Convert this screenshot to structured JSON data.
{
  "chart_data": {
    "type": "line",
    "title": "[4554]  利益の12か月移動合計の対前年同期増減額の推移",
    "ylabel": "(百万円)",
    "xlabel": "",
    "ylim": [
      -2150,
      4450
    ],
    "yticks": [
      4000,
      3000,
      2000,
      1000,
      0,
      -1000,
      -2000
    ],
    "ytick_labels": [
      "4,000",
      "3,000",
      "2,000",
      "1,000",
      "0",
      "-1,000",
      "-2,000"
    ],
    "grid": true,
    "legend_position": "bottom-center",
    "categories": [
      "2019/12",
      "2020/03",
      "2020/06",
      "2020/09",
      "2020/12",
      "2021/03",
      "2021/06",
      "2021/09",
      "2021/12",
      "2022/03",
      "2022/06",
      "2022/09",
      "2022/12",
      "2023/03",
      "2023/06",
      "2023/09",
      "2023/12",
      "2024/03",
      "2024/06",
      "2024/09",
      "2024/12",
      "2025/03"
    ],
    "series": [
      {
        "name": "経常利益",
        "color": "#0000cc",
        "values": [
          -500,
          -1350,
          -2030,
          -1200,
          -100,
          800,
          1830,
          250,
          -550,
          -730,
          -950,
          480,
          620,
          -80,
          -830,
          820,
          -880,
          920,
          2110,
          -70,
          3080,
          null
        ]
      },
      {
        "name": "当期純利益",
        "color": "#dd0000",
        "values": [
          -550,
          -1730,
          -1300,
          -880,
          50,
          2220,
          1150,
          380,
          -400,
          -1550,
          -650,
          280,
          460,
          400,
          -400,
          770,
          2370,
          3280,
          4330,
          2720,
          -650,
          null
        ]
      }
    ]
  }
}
▬▬▬▬▬▬▬▬▬▬
Reproduce each record shown above without altering a single word.

Convert this screenshot to structured JSON data.
{
  "chart_data": {
    "type": "line",
    "title": "[4554]  利益の12か月移動合計の対前年同期増減額の推移",
    "ylabel": "(百万円)",
    "xlabel": "",
    "ylim": [
      -2150,
      4450
    ],
    "yticks": [
      4000,
      3000,
      2000,
      1000,
      0,
      -1000,
      -2000
    ],
    "ytick_labels": [
      "4,000",
      "3,000",
      "2,000",
      "1,000",
      "0",
      "-1,000",
      "-2,000"
    ],
    "grid": true,
    "legend_position": "bottom-center",
    "categories": [
      "2019/12",
      "2020/03",
      "2020/06",
      "2020/09",
      "2020/12",
      "2021/03",
      "2021/06",
      "2021/09",
      "2021/12",
      "2022/03",
      "2022/06",
      "2022/09",
      "2022/12",
      "2023/03",
      "2023/06",
      "2023/09",
      "2023/12",
      "2024/03",
      "2024/06",
      "2024/09",
      "2024/12",
      "2025/03"
    ],
    "series": [
      {
        "name": "経常利益",
        "color": "#0000cc",
        "values": [
          -500,
          -1350,
          -2030,
          -1200,
          -100,
          800,
          1830,
          250,
          -550,
          -730,
          -950,
          480,
          620,
          -80,
          -830,
          820,
          -880,
          920,
          2110,
          -70,
          3080,
          null
        ]
      },
      {
        "name": "当期純利益",
        "color": "#dd0000",
        "values": [
          -550,
          -1730,
          -1300,
          -880,
          50,
          2220,
          1150,
          380,
          -400,
          -1550,
          -650,
          280,
          460,
          400,
          -400,
          770,
          2370,
          3280,
          4330,
          2720,
          -650,
          null
        ]
      }
    ]
  }
}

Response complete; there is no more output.